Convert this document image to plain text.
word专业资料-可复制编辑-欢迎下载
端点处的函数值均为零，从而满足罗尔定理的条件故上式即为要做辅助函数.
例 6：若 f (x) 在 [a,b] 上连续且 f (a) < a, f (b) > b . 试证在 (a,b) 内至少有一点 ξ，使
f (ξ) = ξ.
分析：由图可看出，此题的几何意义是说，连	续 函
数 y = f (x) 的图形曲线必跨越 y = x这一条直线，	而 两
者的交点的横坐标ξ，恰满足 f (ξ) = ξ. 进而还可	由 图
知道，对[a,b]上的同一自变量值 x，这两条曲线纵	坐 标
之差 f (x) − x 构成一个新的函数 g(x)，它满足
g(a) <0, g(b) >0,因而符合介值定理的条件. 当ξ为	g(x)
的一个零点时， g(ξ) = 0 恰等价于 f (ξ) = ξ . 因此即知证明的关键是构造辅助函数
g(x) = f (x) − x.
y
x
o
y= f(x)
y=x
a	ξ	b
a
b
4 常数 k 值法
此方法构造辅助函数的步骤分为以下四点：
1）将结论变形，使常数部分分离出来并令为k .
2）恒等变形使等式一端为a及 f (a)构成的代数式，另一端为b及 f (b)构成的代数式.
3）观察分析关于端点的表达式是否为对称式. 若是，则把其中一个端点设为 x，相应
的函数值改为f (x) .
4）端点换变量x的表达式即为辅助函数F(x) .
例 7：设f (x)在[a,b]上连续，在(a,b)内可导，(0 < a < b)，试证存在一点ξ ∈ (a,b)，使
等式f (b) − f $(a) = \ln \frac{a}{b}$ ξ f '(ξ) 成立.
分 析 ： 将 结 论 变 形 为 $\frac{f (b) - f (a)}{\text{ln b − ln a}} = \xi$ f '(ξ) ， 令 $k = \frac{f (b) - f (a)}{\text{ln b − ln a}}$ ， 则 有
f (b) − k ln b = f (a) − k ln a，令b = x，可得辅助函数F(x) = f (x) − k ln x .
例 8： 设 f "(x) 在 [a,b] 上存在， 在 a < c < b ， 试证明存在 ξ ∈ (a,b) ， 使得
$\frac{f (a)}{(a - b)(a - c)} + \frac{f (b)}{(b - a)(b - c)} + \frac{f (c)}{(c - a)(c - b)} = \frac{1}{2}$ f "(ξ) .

TASK TO COMPLETE: Locate and copy each line in the data above that includes the word "frac".

FINAL RESULT:
等式f (b) − f $(a) = \ln \frac{a}{b}$ ξ f '(ξ) 成立.
分 析 ： 将 结 论 变 形 为 $\frac{f (b) - f (a)}{\text{ln b − ln a}} = \xi$ f '(ξ) ， 令 $k = \frac{f (b) - f (a)}{\text{ln b − ln a}}$ ， 则 有
$\frac{f (a)}{(a - b)(a - c)} + \frac{f (b)}{(b - a)(b - c)} + \frac{f (c)}{(c - a)(c - b)} = \frac{1}{2}$ f "(ξ) .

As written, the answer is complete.